-- START OF Stored records --

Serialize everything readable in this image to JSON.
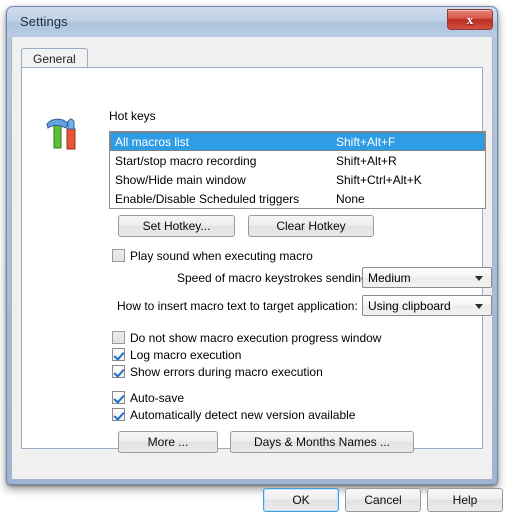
{
  "window": {
    "title": "Settings",
    "close_label": "x",
    "close_icon": "close-icon"
  },
  "tabs": [
    {
      "label": "General",
      "selected": true
    }
  ],
  "icon": {
    "name": "tools-hammer-screwdriver-icon"
  },
  "hotkeys": {
    "group_label": "Hot keys",
    "rows": [
      {
        "name": "All macros list",
        "key": "Shift+Alt+F",
        "selected": true
      },
      {
        "name": "Start/stop macro recording",
        "key": "Shift+Alt+R",
        "selected": false
      },
      {
        "name": "Show/Hide main window",
        "key": "Shift+Ctrl+Alt+K",
        "selected": false
      },
      {
        "name": "Enable/Disable Scheduled triggers",
        "key": "None",
        "selected": false
      }
    ],
    "set_button": "Set Hotkey...",
    "clear_button": "Clear Hotkey"
  },
  "options": {
    "play_sound": {
      "label": "Play sound when executing macro",
      "checked": false
    },
    "speed": {
      "label": "Speed of macro keystrokes sending:",
      "value": "Medium"
    },
    "insert_method": {
      "label": "How to insert macro text to target application:",
      "value": "Using clipboard"
    },
    "no_progress_window": {
      "label": "Do not show macro execution progress window",
      "checked": false
    },
    "log_execution": {
      "label": "Log macro execution",
      "checked": true
    },
    "show_errors": {
      "label": "Show errors during macro execution",
      "checked": true
    },
    "auto_save": {
      "label": "Auto-save",
      "checked": true
    },
    "auto_detect_version": {
      "label": "Automatically detect new version available",
      "checked": true
    }
  },
  "extra_buttons": {
    "more": "More ...",
    "days_months": "Days & Months Names ..."
  },
  "footer": {
    "ok": "OK",
    "cancel": "Cancel",
    "help": "Help"
  },
  "colors": {
    "selection": "#2f9de6",
    "close_button": "#bb2d20",
    "title_bar": "#bfd0e6",
    "checkmark": "#1f6fc4",
    "focus_ring": "#3ea0dd"
  }
}
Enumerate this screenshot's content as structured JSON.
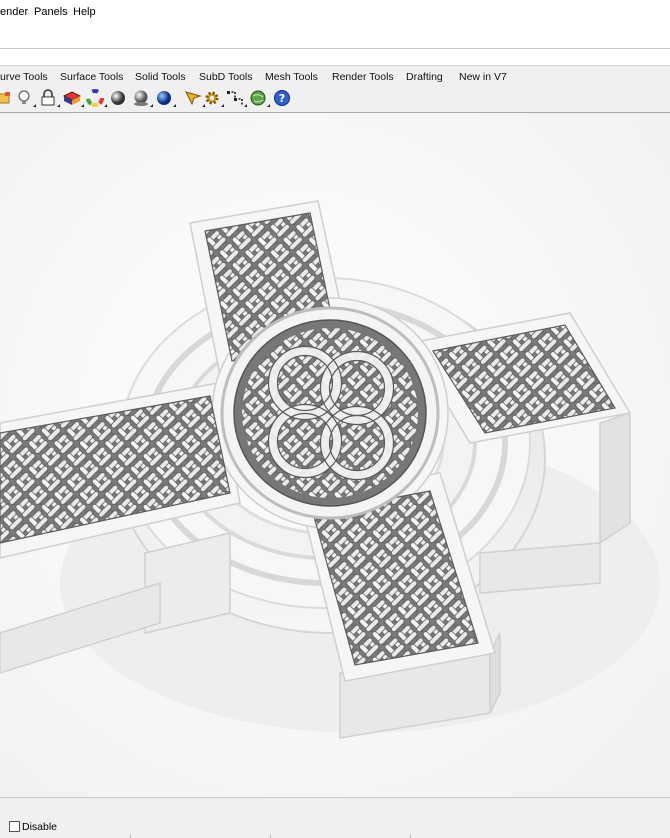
{
  "menubar": {
    "items": [
      "ender",
      "Panels",
      "Help"
    ]
  },
  "tabs": [
    "urve Tools",
    "Surface Tools",
    "Solid Tools",
    "SubD Tools",
    "Mesh Tools",
    "Render Tools",
    "Drafting",
    "New in V7"
  ],
  "toolbar": {
    "icons": [
      "folder-icon",
      "light-bulb-icon",
      "lock-icon",
      "material-icon",
      "color-wheel-icon",
      "render-sphere-icon",
      "environment-sphere-icon",
      "blue-sphere-icon",
      "pointer-icon",
      "gear-icon",
      "grid-snap-icon",
      "globe-icon",
      "help-icon"
    ]
  },
  "statusbar": {
    "disable_label": "Disable"
  },
  "colors": {
    "chrome": "#f0f0f0",
    "viewport": "#ffffff",
    "cross_face": "#f2f2f2",
    "knot_shadow": "#6f6f6f"
  }
}
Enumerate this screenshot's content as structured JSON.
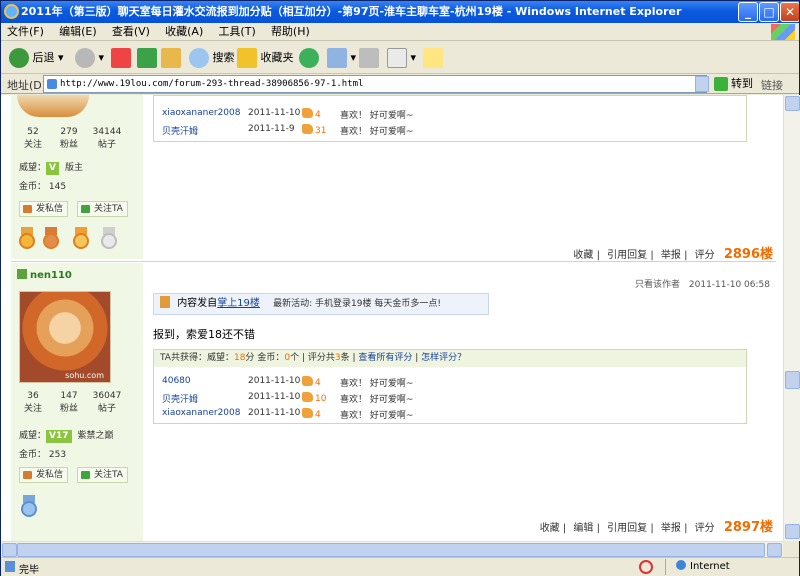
{
  "window": {
    "title": "2011年（第三版）聊天室每日灌水交流报到加分贴（相互加分）-第97页-淮车主聊车室-杭州19楼 - Windows Internet Explorer",
    "minimize": "_",
    "maximize": "□",
    "close": "✕"
  },
  "menu": {
    "items": [
      "文件(F)",
      "编辑(E)",
      "查看(V)",
      "收藏(A)",
      "工具(T)",
      "帮助(H)"
    ]
  },
  "toolbar": {
    "back_label": "后退",
    "search_label": "搜索",
    "favorites_label": "收藏夹"
  },
  "address": {
    "label": "地址(D)",
    "url": "http://www.19lou.com/forum-293-thread-38906856-97-1.html",
    "go_label": "转到",
    "links_label": "链接"
  },
  "post1": {
    "stats": [
      {
        "value": "52",
        "label": "关注"
      },
      {
        "value": "279",
        "label": "粉丝"
      },
      {
        "value": "34144",
        "label": "帖子"
      }
    ],
    "prestige_label": "威望：",
    "level_badge": "V",
    "level_name": "版主",
    "coins_label": "金币：",
    "coins": "145",
    "pm_label": "发私信",
    "follow_label": "关注TA",
    "rates": [
      {
        "user": "xiaoxananer2008",
        "time": "2011-11-10",
        "score": "4",
        "reason": "喜欢！ 好可爱啊~"
      },
      {
        "user": "贝壳汗姆",
        "time": "2011-11-9",
        "score": "31",
        "reason": "喜欢！ 好可爱啊~"
      }
    ],
    "actions": [
      "收藏",
      "引用回复",
      "举报",
      "评分"
    ],
    "floor": "2896楼"
  },
  "post2": {
    "username": "nen110",
    "avatar_watermark": "sohu.com",
    "stats": [
      {
        "value": "36",
        "label": "关注"
      },
      {
        "value": "147",
        "label": "粉丝"
      },
      {
        "value": "36047",
        "label": "帖子"
      }
    ],
    "prestige_label": "威望：",
    "level_badge": "V17",
    "level_name": "紫禁之巅",
    "coins_label": "金币：",
    "coins": "253",
    "pm_label": "发私信",
    "follow_label": "关注TA",
    "only_author": "只看该作者",
    "post_time": "2011-11-10 06:58",
    "mobile_text": "内容发自",
    "mobile_link": "掌上19楼",
    "news_text": "最新活动: 手机登录19楼 每天金币多一点!",
    "body": "报到，索爱18还不错",
    "rate_summary": {
      "prefix": "TA共获得：威望：",
      "prestige": "18",
      "prestige_unit": "分",
      "coins_label": "金币：",
      "coins": "0",
      "coins_unit": "个",
      "count_prefix": "评分共",
      "count": "3",
      "count_unit": "条",
      "view_all": "查看所有评分",
      "how": "怎样评分？"
    },
    "rates": [
      {
        "user": "40680",
        "time": "2011-11-10",
        "score": "4",
        "reason": "喜欢！ 好可爱啊~"
      },
      {
        "user": "贝壳汗姆",
        "time": "2011-11-10",
        "score": "10",
        "reason": "喜欢！ 好可爱啊~"
      },
      {
        "user": "xiaoxananer2008",
        "time": "2011-11-10",
        "score": "4",
        "reason": "喜欢！ 好可爱啊~"
      }
    ],
    "actions": [
      "收藏",
      "编辑",
      "引用回复",
      "举报",
      "评分"
    ],
    "floor": "2897楼"
  },
  "status": {
    "text": "完毕",
    "zone": "Internet"
  }
}
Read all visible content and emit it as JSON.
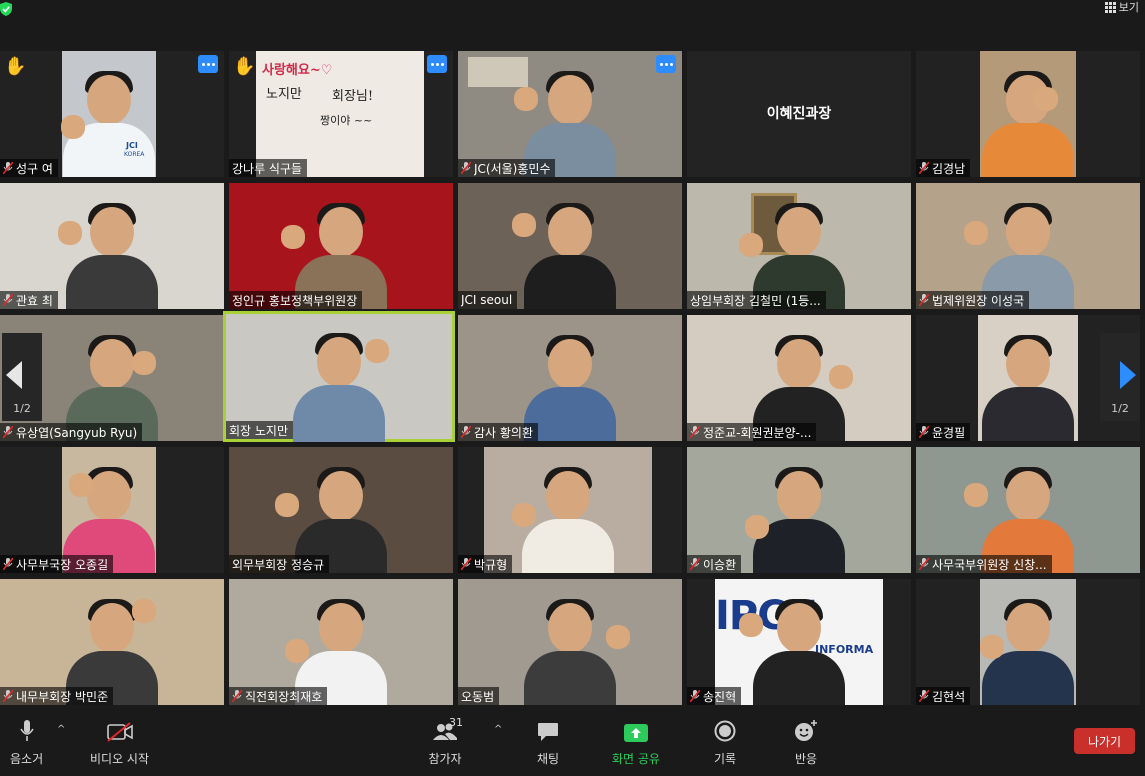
{
  "top": {
    "view_label": "보기"
  },
  "pager": {
    "left_label": "1/2",
    "right_label": "1/2"
  },
  "tiles": [
    {
      "name": "성구 여"
    },
    {
      "name": "강나루 식구들"
    },
    {
      "name": "JC(서울)홍민수"
    },
    {
      "name": "김경남"
    },
    {
      "name": "관효 최"
    },
    {
      "name": "정인규 홍보정책부위원장"
    },
    {
      "name": "JCI seoul"
    },
    {
      "name": "상임부회장 김철민 (1등..."
    },
    {
      "name": "법제위원장 이성국"
    },
    {
      "name": "유상엽(Sangyub Ryu)"
    },
    {
      "name": "회장 노지만"
    },
    {
      "name": "감사 황의환"
    },
    {
      "name": "정준교-회원권분양-..."
    },
    {
      "name": "윤경필"
    },
    {
      "name": "사무부국장 오종길"
    },
    {
      "name": "외무부회장 정승규"
    },
    {
      "name": "박규형"
    },
    {
      "name": "이승환"
    },
    {
      "name": "사무국부위원장 신창..."
    },
    {
      "name": "내무부회장 박민준"
    },
    {
      "name": "직전회장최재호"
    },
    {
      "name": "오동범"
    },
    {
      "name": "송진혁"
    },
    {
      "name": "김현석"
    }
  ],
  "placeholder": {
    "name": "이혜진과장"
  },
  "sign": {
    "line1": "사랑해요~♡",
    "line2": "노지만",
    "line3": "회장님!",
    "line4": "짱이야 ~~"
  },
  "logo": {
    "text1": "JCI",
    "text2": "KOREA",
    "text3": "IPCU",
    "text4": "INFORMA"
  },
  "toolbar": {
    "mute": "음소거",
    "video": "비디오 시작",
    "participants": "참가자",
    "participants_count": "31",
    "chat": "채팅",
    "share": "화면 공유",
    "record": "기록",
    "reactions": "반응",
    "leave": "나가기"
  },
  "colors": {
    "share_green": "#2dca5c",
    "leave_red": "#c9302c",
    "active_border": "#a9d037",
    "menu_blue": "#2d8cff"
  }
}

-- END OF Stored records --

_Written request_
Output only the lines from the one that contains "Read all visible content and emit it as JSON." to the end of the entries above, both end lines included, and drop the pictures.

_Response to the task_
Read all visible content and emit it as JSON.
{
  "top": {
    "view_label": "보기"
  },
  "pager": {
    "left_label": "1/2",
    "right_label": "1/2"
  },
  "tiles": [
    {
      "name": "성구 여"
    },
    {
      "name": "강나루 식구들"
    },
    {
      "name": "JC(서울)홍민수"
    },
    {
      "name": "김경남"
    },
    {
      "name": "관효 최"
    },
    {
      "name": "정인규 홍보정책부위원장"
    },
    {
      "name": "JCI seoul"
    },
    {
      "name": "상임부회장 김철민 (1등..."
    },
    {
      "name": "법제위원장 이성국"
    },
    {
      "name": "유상엽(Sangyub Ryu)"
    },
    {
      "name": "회장 노지만"
    },
    {
      "name": "감사 황의환"
    },
    {
      "name": "정준교-회원권분양-..."
    },
    {
      "name": "윤경필"
    },
    {
      "name": "사무부국장 오종길"
    },
    {
      "name": "외무부회장 정승규"
    },
    {
      "name": "박규형"
    },
    {
      "name": "이승환"
    },
    {
      "name": "사무국부위원장 신창..."
    },
    {
      "name": "내무부회장 박민준"
    },
    {
      "name": "직전회장최재호"
    },
    {
      "name": "오동범"
    },
    {
      "name": "송진혁"
    },
    {
      "name": "김현석"
    }
  ],
  "placeholder": {
    "name": "이혜진과장"
  },
  "sign": {
    "line1": "사랑해요~♡",
    "line2": "노지만",
    "line3": "회장님!",
    "line4": "짱이야 ~~"
  },
  "logo": {
    "text1": "JCI",
    "text2": "KOREA",
    "text3": "IPCU",
    "text4": "INFORMA"
  },
  "toolbar": {
    "mute": "음소거",
    "video": "비디오 시작",
    "participants": "참가자",
    "participants_count": "31",
    "chat": "채팅",
    "share": "화면 공유",
    "record": "기록",
    "reactions": "반응",
    "leave": "나가기"
  },
  "colors": {
    "share_green": "#2dca5c",
    "leave_red": "#c9302c",
    "active_border": "#a9d037",
    "menu_blue": "#2d8cff"
  }
}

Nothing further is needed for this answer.